== Directions for this task ==
Copy whichever lines contain the string "itálico".

══ Material for this task

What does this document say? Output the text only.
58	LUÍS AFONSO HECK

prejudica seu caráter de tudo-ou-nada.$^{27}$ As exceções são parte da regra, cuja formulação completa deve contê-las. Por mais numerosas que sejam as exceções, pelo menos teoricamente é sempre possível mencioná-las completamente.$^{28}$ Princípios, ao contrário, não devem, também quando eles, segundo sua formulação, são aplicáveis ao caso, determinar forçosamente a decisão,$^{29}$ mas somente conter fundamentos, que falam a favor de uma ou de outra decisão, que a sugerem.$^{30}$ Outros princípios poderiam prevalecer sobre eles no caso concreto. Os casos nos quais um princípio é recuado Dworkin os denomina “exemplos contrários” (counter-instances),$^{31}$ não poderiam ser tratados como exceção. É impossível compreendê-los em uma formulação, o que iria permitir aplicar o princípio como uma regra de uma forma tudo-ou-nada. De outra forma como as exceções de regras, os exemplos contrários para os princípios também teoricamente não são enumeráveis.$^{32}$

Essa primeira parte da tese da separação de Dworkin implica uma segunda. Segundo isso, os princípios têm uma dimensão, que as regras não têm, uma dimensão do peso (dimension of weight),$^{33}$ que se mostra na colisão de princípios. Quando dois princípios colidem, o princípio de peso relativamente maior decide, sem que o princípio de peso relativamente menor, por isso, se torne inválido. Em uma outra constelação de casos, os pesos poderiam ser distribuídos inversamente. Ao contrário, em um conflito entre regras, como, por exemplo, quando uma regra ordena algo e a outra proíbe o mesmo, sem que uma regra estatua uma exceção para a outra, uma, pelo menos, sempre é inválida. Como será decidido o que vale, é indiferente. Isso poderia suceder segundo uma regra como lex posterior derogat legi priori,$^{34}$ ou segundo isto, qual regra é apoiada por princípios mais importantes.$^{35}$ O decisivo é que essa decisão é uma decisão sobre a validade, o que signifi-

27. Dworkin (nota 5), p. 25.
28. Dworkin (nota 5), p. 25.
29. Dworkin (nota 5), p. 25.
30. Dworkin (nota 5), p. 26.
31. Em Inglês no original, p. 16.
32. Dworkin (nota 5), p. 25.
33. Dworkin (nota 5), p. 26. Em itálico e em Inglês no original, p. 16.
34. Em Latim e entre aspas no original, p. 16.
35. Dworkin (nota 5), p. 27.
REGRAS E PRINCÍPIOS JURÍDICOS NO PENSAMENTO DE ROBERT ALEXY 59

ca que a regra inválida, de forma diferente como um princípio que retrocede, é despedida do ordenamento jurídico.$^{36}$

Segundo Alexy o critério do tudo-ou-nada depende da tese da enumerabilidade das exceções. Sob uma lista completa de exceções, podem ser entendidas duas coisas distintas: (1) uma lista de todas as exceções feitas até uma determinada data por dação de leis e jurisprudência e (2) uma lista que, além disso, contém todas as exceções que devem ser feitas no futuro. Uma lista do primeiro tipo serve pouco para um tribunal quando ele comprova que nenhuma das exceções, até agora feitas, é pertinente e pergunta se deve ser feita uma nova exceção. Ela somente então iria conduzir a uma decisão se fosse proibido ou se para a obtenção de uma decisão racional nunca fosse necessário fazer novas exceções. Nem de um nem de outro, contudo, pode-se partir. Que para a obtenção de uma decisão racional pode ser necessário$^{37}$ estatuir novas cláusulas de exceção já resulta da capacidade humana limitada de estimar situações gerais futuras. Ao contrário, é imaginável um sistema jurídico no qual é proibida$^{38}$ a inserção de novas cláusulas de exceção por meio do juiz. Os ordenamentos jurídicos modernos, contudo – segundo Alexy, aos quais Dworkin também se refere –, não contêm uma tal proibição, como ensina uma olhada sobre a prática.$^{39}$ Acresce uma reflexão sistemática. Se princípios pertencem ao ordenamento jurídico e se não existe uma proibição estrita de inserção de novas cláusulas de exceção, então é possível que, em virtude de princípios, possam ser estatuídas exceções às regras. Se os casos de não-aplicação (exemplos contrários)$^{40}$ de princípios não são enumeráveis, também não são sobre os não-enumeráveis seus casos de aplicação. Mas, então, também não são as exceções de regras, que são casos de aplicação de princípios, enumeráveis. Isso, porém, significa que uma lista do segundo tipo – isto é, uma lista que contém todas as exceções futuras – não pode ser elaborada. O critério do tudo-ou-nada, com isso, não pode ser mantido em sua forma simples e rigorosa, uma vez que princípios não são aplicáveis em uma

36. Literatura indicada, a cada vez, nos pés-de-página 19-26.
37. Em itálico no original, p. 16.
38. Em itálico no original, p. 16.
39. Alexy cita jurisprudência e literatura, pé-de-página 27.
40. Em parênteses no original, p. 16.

════

== Solution ==
33. Dworkin (nota 5), p. 26. Em itálico e em Inglês no original, p. 16.
37. Em itálico no original, p. 16.
38. Em itálico no original, p. 16.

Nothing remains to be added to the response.